* start MATERIAL *
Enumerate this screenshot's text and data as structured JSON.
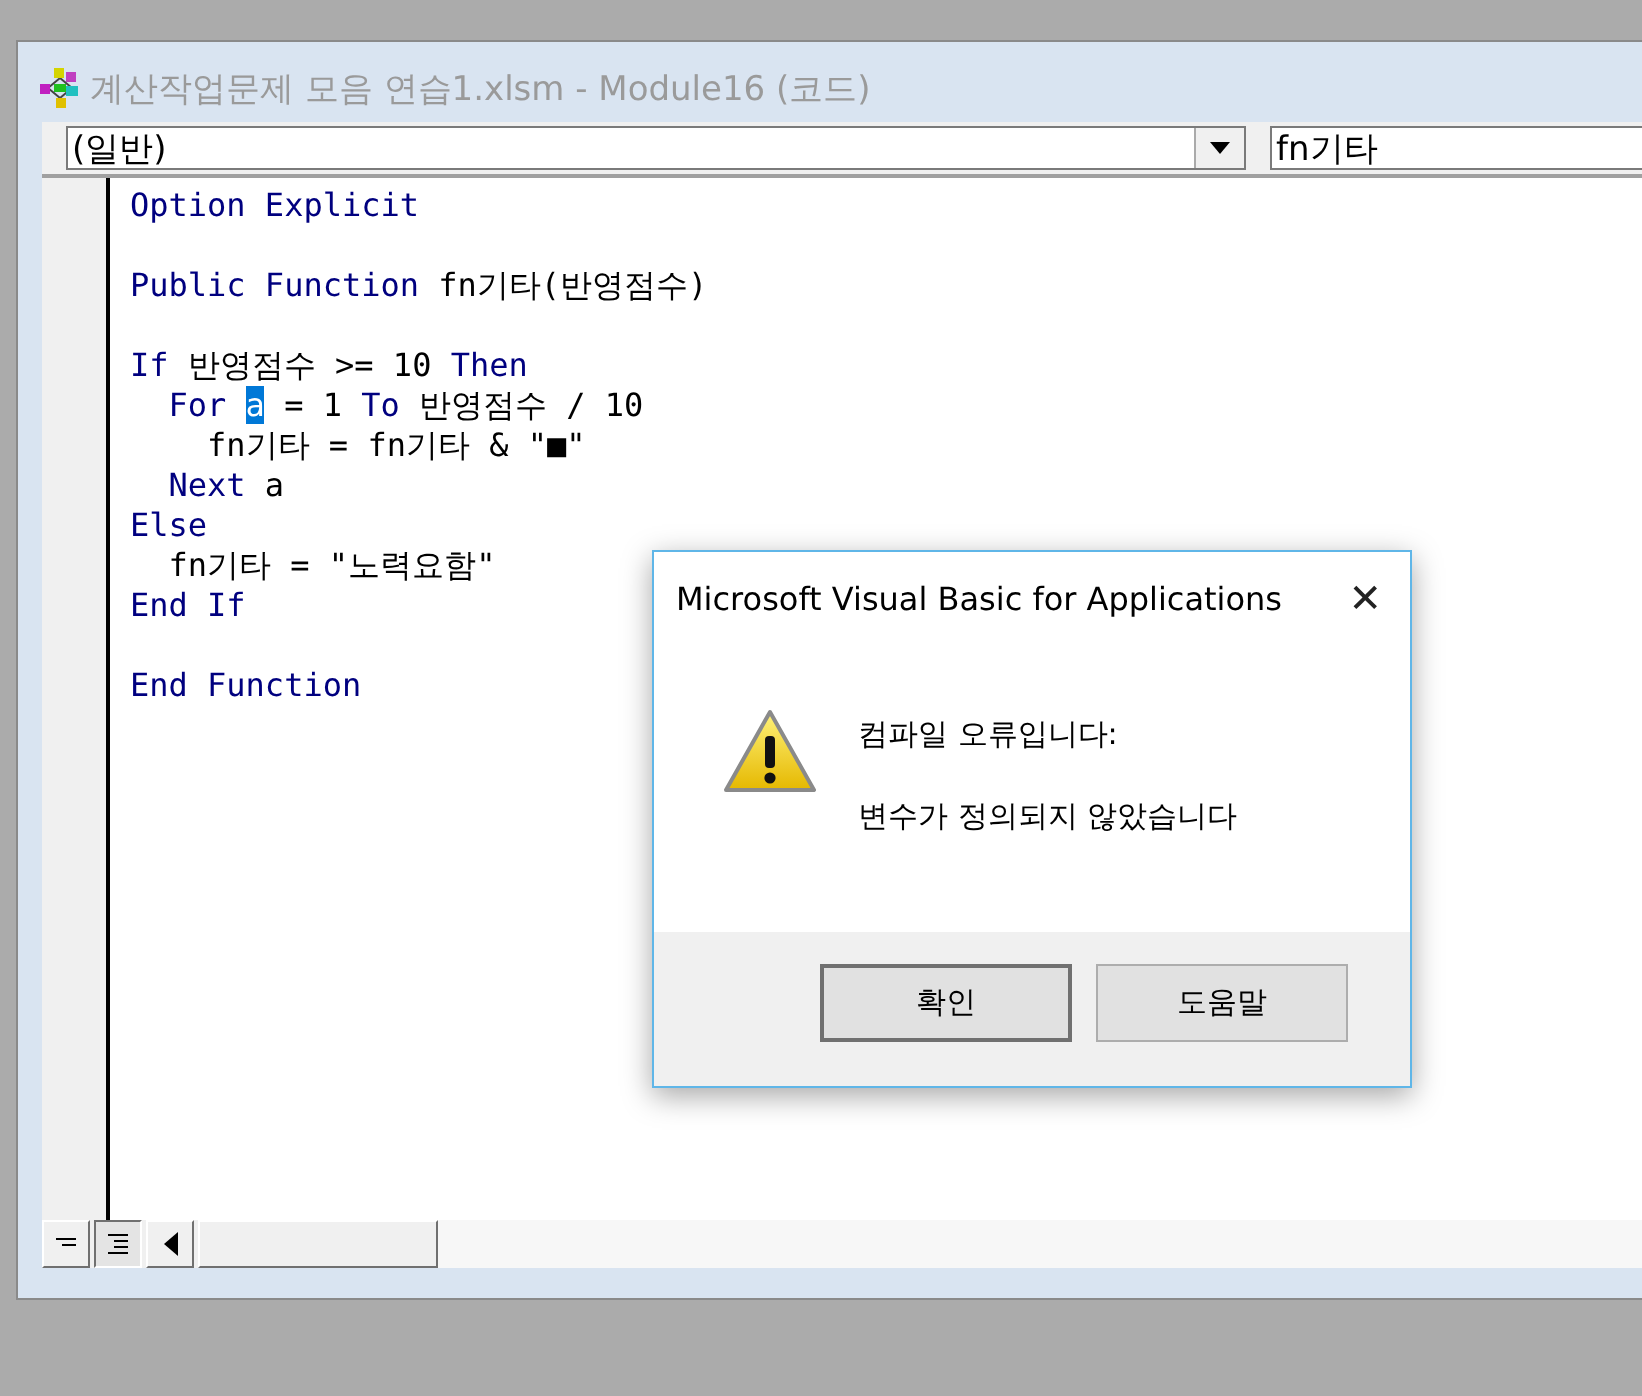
{
  "window": {
    "title": "계산작업문제 모음 연습1.xlsm - Module16 (코드)",
    "active": false
  },
  "object_box": {
    "value": "(일반)"
  },
  "procedure_box": {
    "value": "fn기타"
  },
  "code_lines": [
    {
      "kind": "code",
      "segments": [
        {
          "text": "Option Explicit",
          "kind": "keyword"
        }
      ]
    },
    {
      "kind": "blank"
    },
    {
      "kind": "code",
      "segments": [
        {
          "text": "Public Function",
          "kind": "keyword"
        },
        {
          "text": " fn기타(반영점수)",
          "kind": "plain"
        }
      ]
    },
    {
      "kind": "blank"
    },
    {
      "kind": "code",
      "segments": [
        {
          "text": "If",
          "kind": "keyword"
        },
        {
          "text": " 반영점수 >= 10 ",
          "kind": "plain"
        },
        {
          "text": "Then",
          "kind": "keyword"
        }
      ]
    },
    {
      "kind": "code",
      "segments": [
        {
          "text": "  For ",
          "kind": "keyword"
        },
        {
          "text": "a",
          "kind": "selected"
        },
        {
          "text": " = 1 ",
          "kind": "plain"
        },
        {
          "text": "To",
          "kind": "keyword"
        },
        {
          "text": " 반영점수 / 10",
          "kind": "plain"
        }
      ]
    },
    {
      "kind": "code",
      "segments": [
        {
          "text": "    fn기타 = fn기타 & \"■\"",
          "kind": "plain"
        }
      ]
    },
    {
      "kind": "code",
      "segments": [
        {
          "text": "  Next",
          "kind": "keyword"
        },
        {
          "text": " a",
          "kind": "plain"
        }
      ]
    },
    {
      "kind": "code",
      "segments": [
        {
          "text": "Else",
          "kind": "keyword"
        }
      ]
    },
    {
      "kind": "code",
      "segments": [
        {
          "text": "  fn기타 = \"노력요함\"",
          "kind": "plain"
        }
      ]
    },
    {
      "kind": "code",
      "segments": [
        {
          "text": "End If",
          "kind": "keyword"
        }
      ]
    },
    {
      "kind": "blank"
    },
    {
      "kind": "code",
      "segments": [
        {
          "text": "End Function",
          "kind": "keyword"
        }
      ]
    }
  ],
  "dialog": {
    "title": "Microsoft Visual Basic for Applications",
    "close": "✕",
    "heading": "컴파일 오류입니다:",
    "message": "변수가 정의되지 않았습니다",
    "buttons": [
      {
        "label": "확인",
        "default": true
      },
      {
        "label": "도움말",
        "default": false
      }
    ]
  },
  "view_buttons": [
    {
      "kind": "procedure",
      "selected": false
    },
    {
      "kind": "module",
      "selected": true
    }
  ]
}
* end MATERIAL *
» **GIVEN PROBLEM**
Each line that holds the word "반영점수" is to be copied.

» **OUTPUT FOR THIS TASK**
          "text": " fn기타(반영점수)",
          "text": " 반영점수 >= 10 ",
          "text": " 반영점수 / 10",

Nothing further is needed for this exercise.